## Listed records

(begin)

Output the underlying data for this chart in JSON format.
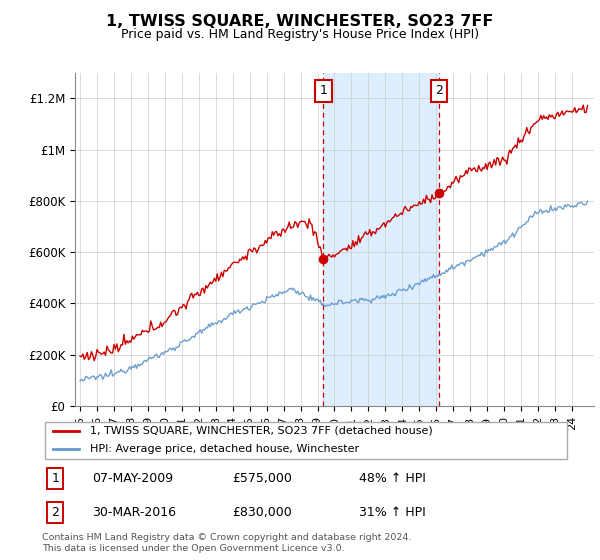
{
  "title": "1, TWISS SQUARE, WINCHESTER, SO23 7FF",
  "subtitle": "Price paid vs. HM Land Registry's House Price Index (HPI)",
  "legend_line1": "1, TWISS SQUARE, WINCHESTER, SO23 7FF (detached house)",
  "legend_line2": "HPI: Average price, detached house, Winchester",
  "sale1_date": "07-MAY-2009",
  "sale1_price": 575000,
  "sale1_label": "48% ↑ HPI",
  "sale2_date": "30-MAR-2016",
  "sale2_price": 830000,
  "sale2_label": "31% ↑ HPI",
  "footnote": "Contains HM Land Registry data © Crown copyright and database right 2024.\nThis data is licensed under the Open Government Licence v3.0.",
  "red_color": "#cc0000",
  "blue_color": "#6699cc",
  "shading_color": "#ddeeff",
  "ylim": [
    0,
    1300000
  ],
  "yticks": [
    0,
    200000,
    400000,
    600000,
    800000,
    1000000,
    1200000
  ],
  "ytick_labels": [
    "£0",
    "£200K",
    "£400K",
    "£600K",
    "£800K",
    "£1M",
    "£1.2M"
  ]
}
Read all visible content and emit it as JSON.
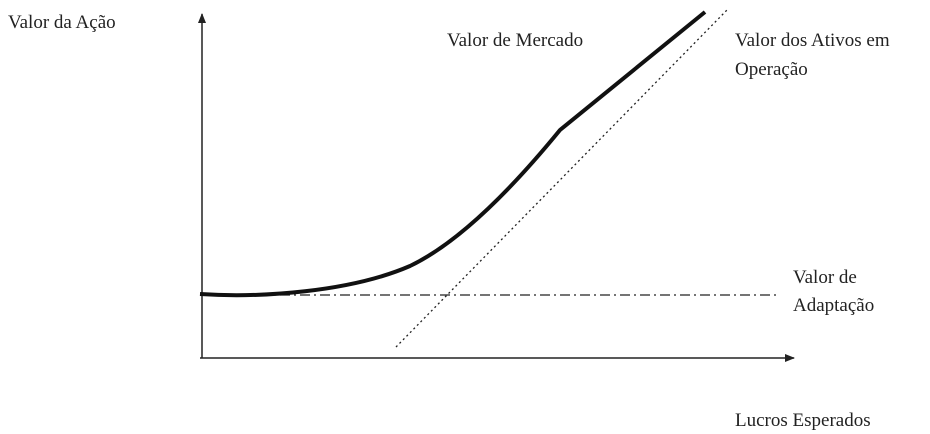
{
  "diagram": {
    "y_axis_label": "Valor da Ação",
    "x_axis_label": "Lucros Esperados",
    "curves": {
      "market_value": "Valor de Mercado",
      "operating_assets": [
        "Valor dos Ativos em",
        "Operação"
      ],
      "adaptation": [
        "Valor de",
        "Adaptação"
      ]
    }
  }
}
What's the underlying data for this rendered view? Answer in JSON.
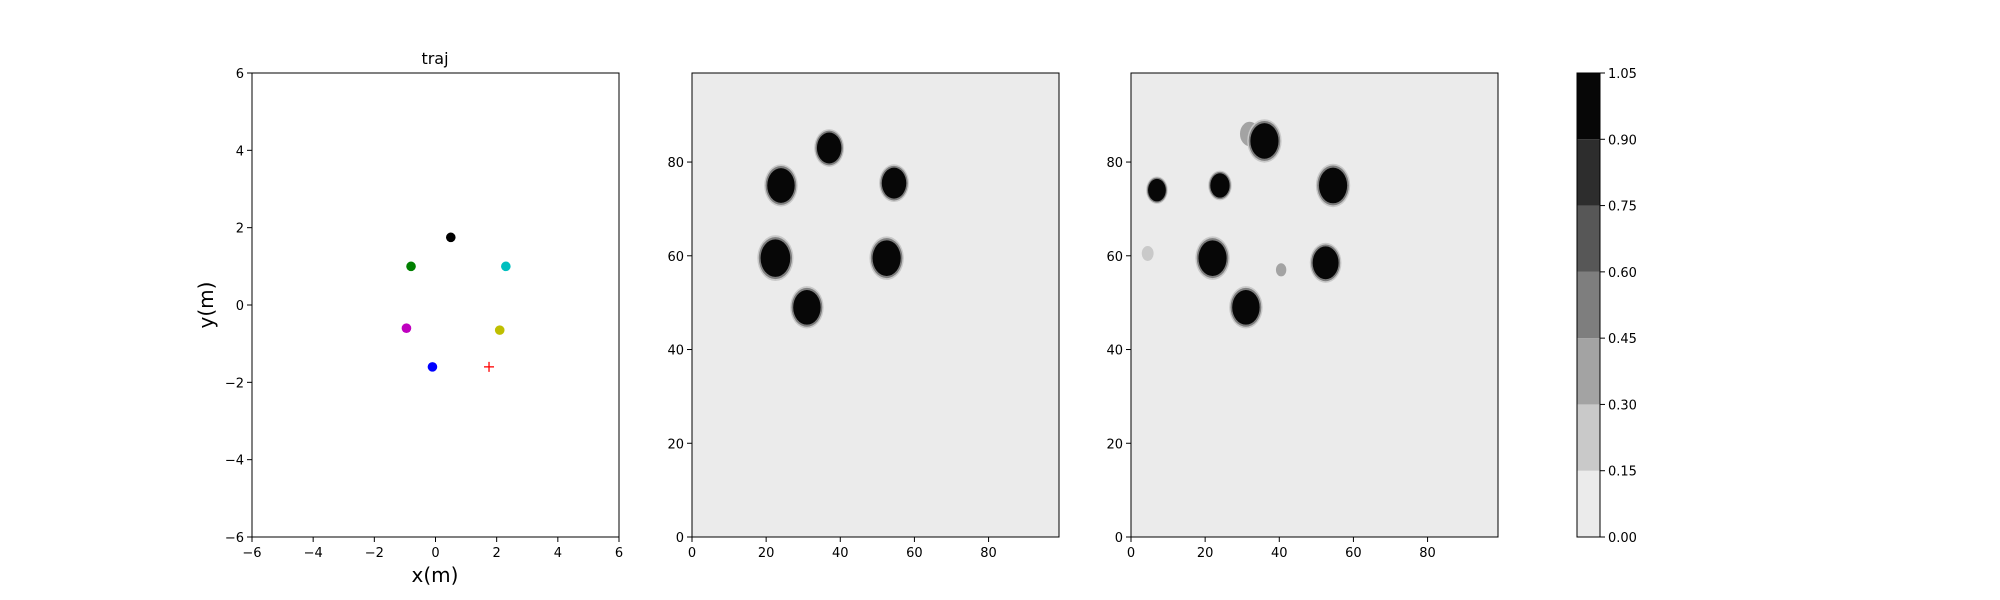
{
  "figure": {
    "title": "traj",
    "xlabel": "x(m)",
    "ylabel": "y(m)"
  },
  "chart_data": [
    {
      "type": "scatter",
      "title": "traj",
      "xlabel": "x(m)",
      "ylabel": "y(m)",
      "xlim": [
        -6,
        6
      ],
      "ylim": [
        -6,
        6
      ],
      "xticks": [
        "−6",
        "−4",
        "−2",
        "0",
        "2",
        "4",
        "6"
      ],
      "yticks": [
        "−6",
        "−4",
        "−2",
        "0",
        "2",
        "4",
        "6"
      ],
      "grid": false,
      "points": [
        {
          "x": 0.5,
          "y": 1.75,
          "color": "#000000",
          "marker": "circle"
        },
        {
          "x": -0.8,
          "y": 1.0,
          "color": "#008000",
          "marker": "circle"
        },
        {
          "x": 2.3,
          "y": 1.0,
          "color": "#00bfbf",
          "marker": "circle"
        },
        {
          "x": -0.95,
          "y": -0.6,
          "color": "#bf00bf",
          "marker": "circle"
        },
        {
          "x": 2.1,
          "y": -0.65,
          "color": "#bfbf00",
          "marker": "circle"
        },
        {
          "x": -0.1,
          "y": -1.6,
          "color": "#0000ff",
          "marker": "circle"
        },
        {
          "x": 1.75,
          "y": -1.6,
          "color": "#ff0000",
          "marker": "plus"
        }
      ]
    },
    {
      "type": "heatmap",
      "xlim": [
        0,
        99
      ],
      "ylim": [
        0,
        99
      ],
      "xticks": [
        "0",
        "20",
        "40",
        "60",
        "80"
      ],
      "yticks": [
        "0",
        "20",
        "40",
        "60",
        "80"
      ],
      "background_value": 0.05,
      "blobs": [
        {
          "x": 37,
          "y": 83,
          "r": 3.3,
          "value": 1.0
        },
        {
          "x": 24,
          "y": 75,
          "r": 3.7,
          "value": 1.0
        },
        {
          "x": 54.5,
          "y": 75.5,
          "r": 3.3,
          "value": 1.0
        },
        {
          "x": 22.5,
          "y": 59.5,
          "r": 4.0,
          "value": 1.0
        },
        {
          "x": 52.5,
          "y": 59.5,
          "r": 3.8,
          "value": 1.0
        },
        {
          "x": 31,
          "y": 49,
          "r": 3.7,
          "value": 1.0
        }
      ]
    },
    {
      "type": "heatmap",
      "xlim": [
        0,
        99
      ],
      "ylim": [
        0,
        99
      ],
      "xticks": [
        "0",
        "20",
        "40",
        "60",
        "80"
      ],
      "yticks": [
        "0",
        "20",
        "40",
        "60",
        "80"
      ],
      "background_value": 0.05,
      "blobs": [
        {
          "x": 32,
          "y": 86,
          "r": 2.6,
          "value": 0.3
        },
        {
          "x": 36,
          "y": 84.5,
          "r": 3.8,
          "value": 1.0
        },
        {
          "x": 7,
          "y": 74,
          "r": 2.4,
          "value": 1.0
        },
        {
          "x": 24,
          "y": 75,
          "r": 2.6,
          "value": 1.0
        },
        {
          "x": 54.5,
          "y": 75,
          "r": 3.8,
          "value": 1.0
        },
        {
          "x": 4.5,
          "y": 60.5,
          "r": 1.6,
          "value": 0.2
        },
        {
          "x": 22,
          "y": 59.5,
          "r": 3.8,
          "value": 1.0
        },
        {
          "x": 52.5,
          "y": 58.5,
          "r": 3.5,
          "value": 1.0
        },
        {
          "x": 40.5,
          "y": 57,
          "r": 1.4,
          "value": 0.3
        },
        {
          "x": 31,
          "y": 49,
          "r": 3.7,
          "value": 1.0
        }
      ]
    }
  ],
  "colorbar": {
    "levels": [
      0.0,
      0.15,
      0.3,
      0.45,
      0.6,
      0.75,
      0.9,
      1.05
    ],
    "tick_labels": [
      "0.00",
      "0.15",
      "0.30",
      "0.45",
      "0.60",
      "0.75",
      "0.90",
      "1.05"
    ],
    "colors": [
      "#ebebeb",
      "#c9c9c9",
      "#a3a3a3",
      "#7e7e7e",
      "#575757",
      "#2d2d2d",
      "#070707"
    ]
  }
}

(end)

## Work to do
State how many lines include the string "JSON", and nothing more.

## Written solution
3